EXERCISE DIRECTIONS: A verbatim copy of the records is required, with all pictures left out.

+++ RECORDS FOR PROCESSING +++

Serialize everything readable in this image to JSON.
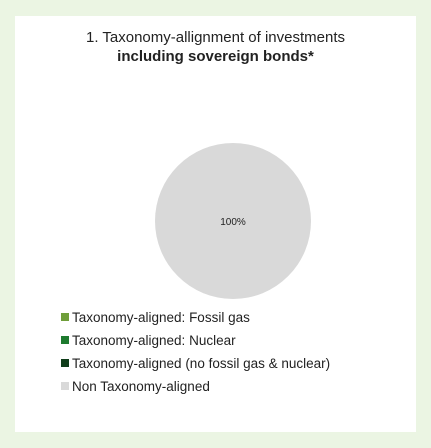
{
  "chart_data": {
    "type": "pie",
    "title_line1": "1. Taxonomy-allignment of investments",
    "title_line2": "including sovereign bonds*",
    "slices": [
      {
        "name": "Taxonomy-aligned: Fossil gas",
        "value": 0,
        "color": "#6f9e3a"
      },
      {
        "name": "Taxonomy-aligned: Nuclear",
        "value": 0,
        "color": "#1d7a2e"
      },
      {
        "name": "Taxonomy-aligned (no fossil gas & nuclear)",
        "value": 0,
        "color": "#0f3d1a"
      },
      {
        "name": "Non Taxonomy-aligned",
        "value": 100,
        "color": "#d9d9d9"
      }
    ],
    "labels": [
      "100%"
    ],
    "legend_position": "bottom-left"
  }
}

+++

WRITTEN ANSWER:
Serialize everything readable in this image to JSON.
{
  "chart_data": {
    "type": "pie",
    "title_line1": "1. Taxonomy-allignment of investments",
    "title_line2": "including sovereign bonds*",
    "slices": [
      {
        "name": "Taxonomy-aligned: Fossil gas",
        "value": 0,
        "color": "#6f9e3a"
      },
      {
        "name": "Taxonomy-aligned: Nuclear",
        "value": 0,
        "color": "#1d7a2e"
      },
      {
        "name": "Taxonomy-aligned (no fossil gas & nuclear)",
        "value": 0,
        "color": "#0f3d1a"
      },
      {
        "name": "Non Taxonomy-aligned",
        "value": 100,
        "color": "#d9d9d9"
      }
    ],
    "labels": [
      "100%"
    ],
    "legend_position": "bottom-left"
  }
}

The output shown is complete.